Start of Material provided

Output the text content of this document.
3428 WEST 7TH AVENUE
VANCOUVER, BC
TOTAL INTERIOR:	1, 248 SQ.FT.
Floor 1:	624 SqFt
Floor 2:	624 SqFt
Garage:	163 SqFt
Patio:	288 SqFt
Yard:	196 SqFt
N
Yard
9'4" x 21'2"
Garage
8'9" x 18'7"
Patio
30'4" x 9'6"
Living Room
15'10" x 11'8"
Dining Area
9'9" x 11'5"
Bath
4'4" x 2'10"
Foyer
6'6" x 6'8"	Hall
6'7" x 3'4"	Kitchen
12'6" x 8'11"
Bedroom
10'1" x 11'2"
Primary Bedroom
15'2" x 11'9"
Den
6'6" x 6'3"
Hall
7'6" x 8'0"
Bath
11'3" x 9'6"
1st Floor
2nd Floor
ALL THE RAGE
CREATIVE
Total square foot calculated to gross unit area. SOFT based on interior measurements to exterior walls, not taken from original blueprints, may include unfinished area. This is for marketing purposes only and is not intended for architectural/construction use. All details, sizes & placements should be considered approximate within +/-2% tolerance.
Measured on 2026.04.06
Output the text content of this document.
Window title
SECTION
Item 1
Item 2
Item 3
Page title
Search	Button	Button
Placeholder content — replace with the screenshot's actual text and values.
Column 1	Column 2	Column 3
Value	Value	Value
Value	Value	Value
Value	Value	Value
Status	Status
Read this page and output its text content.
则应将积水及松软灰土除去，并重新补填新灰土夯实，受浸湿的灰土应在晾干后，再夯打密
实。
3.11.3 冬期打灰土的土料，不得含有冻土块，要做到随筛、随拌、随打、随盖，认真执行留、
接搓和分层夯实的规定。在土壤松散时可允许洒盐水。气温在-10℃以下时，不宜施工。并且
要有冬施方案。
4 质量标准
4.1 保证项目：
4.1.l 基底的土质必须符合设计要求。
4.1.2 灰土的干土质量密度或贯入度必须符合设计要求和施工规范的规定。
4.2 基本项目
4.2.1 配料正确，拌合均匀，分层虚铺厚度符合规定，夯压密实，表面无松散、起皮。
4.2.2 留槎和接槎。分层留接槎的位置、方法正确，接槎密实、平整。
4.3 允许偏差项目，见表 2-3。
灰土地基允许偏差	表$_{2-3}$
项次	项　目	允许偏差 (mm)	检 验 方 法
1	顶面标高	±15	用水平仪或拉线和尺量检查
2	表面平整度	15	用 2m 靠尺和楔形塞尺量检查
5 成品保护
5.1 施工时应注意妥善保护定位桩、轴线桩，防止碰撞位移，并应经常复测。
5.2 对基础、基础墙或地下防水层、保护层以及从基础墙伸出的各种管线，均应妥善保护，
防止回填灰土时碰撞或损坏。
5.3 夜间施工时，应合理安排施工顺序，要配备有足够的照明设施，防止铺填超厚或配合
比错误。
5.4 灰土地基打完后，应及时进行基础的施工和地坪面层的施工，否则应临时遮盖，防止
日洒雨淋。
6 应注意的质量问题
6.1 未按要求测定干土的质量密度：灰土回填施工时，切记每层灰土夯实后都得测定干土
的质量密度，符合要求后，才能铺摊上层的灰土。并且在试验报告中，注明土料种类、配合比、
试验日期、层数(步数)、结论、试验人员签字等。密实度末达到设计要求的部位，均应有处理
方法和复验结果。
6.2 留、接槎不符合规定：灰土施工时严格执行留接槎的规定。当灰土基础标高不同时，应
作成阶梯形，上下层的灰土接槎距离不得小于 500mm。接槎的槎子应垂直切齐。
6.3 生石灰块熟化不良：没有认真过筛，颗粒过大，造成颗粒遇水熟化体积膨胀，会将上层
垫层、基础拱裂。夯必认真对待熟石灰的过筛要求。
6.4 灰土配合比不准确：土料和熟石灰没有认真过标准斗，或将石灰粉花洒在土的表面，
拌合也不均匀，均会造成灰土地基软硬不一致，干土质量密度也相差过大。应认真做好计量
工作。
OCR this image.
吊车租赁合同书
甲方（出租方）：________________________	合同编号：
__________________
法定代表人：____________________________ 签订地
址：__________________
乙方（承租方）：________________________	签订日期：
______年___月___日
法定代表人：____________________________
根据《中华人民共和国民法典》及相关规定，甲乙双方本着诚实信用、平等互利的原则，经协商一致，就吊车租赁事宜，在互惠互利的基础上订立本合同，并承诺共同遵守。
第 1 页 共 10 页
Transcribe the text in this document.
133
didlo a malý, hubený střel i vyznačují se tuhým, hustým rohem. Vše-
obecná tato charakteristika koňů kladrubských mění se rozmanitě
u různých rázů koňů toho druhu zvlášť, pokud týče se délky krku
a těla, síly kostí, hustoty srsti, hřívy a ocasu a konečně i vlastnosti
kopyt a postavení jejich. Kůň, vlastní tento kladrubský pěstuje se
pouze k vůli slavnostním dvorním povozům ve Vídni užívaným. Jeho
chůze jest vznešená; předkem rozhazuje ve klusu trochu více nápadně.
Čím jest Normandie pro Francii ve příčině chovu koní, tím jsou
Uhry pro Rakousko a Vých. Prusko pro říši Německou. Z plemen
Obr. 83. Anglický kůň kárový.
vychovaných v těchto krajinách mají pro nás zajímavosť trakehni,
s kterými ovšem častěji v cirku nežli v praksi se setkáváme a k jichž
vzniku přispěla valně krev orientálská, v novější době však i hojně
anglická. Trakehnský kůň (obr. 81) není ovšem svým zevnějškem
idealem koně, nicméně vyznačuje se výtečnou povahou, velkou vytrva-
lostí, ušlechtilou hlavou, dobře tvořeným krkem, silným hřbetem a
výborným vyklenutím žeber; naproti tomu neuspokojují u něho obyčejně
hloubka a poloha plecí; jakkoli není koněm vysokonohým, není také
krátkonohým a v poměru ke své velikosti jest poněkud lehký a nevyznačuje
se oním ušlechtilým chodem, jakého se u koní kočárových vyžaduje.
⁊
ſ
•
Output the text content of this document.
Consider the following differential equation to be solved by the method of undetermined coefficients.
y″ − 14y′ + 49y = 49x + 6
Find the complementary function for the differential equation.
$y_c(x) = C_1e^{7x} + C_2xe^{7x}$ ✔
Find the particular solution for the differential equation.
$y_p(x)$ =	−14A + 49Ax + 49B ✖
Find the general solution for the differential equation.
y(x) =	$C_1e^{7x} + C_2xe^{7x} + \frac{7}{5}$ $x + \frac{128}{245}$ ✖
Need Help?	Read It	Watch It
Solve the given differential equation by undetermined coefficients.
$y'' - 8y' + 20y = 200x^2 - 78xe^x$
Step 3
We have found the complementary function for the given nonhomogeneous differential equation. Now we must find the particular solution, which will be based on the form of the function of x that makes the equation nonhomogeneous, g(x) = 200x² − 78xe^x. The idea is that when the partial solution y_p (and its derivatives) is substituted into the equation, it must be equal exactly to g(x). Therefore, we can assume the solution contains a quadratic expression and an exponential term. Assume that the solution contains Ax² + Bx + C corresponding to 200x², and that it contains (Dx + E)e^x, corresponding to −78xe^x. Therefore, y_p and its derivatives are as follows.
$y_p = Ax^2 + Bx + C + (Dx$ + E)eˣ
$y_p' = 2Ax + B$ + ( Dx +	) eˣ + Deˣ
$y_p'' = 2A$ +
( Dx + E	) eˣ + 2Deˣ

End of Material provided

§ **Task objective**
Copy all lines above containing the string "jest".

§ **Final result**
chůze jest vznešená; předkem rozhazuje ve klusu trochu více nápadně.
Čím jest Normandie pro Francii ve příčině chovu koní, tím jsou
krátkonohým a v poměru ke své velikosti jest poněkud lehký a nevyznačuje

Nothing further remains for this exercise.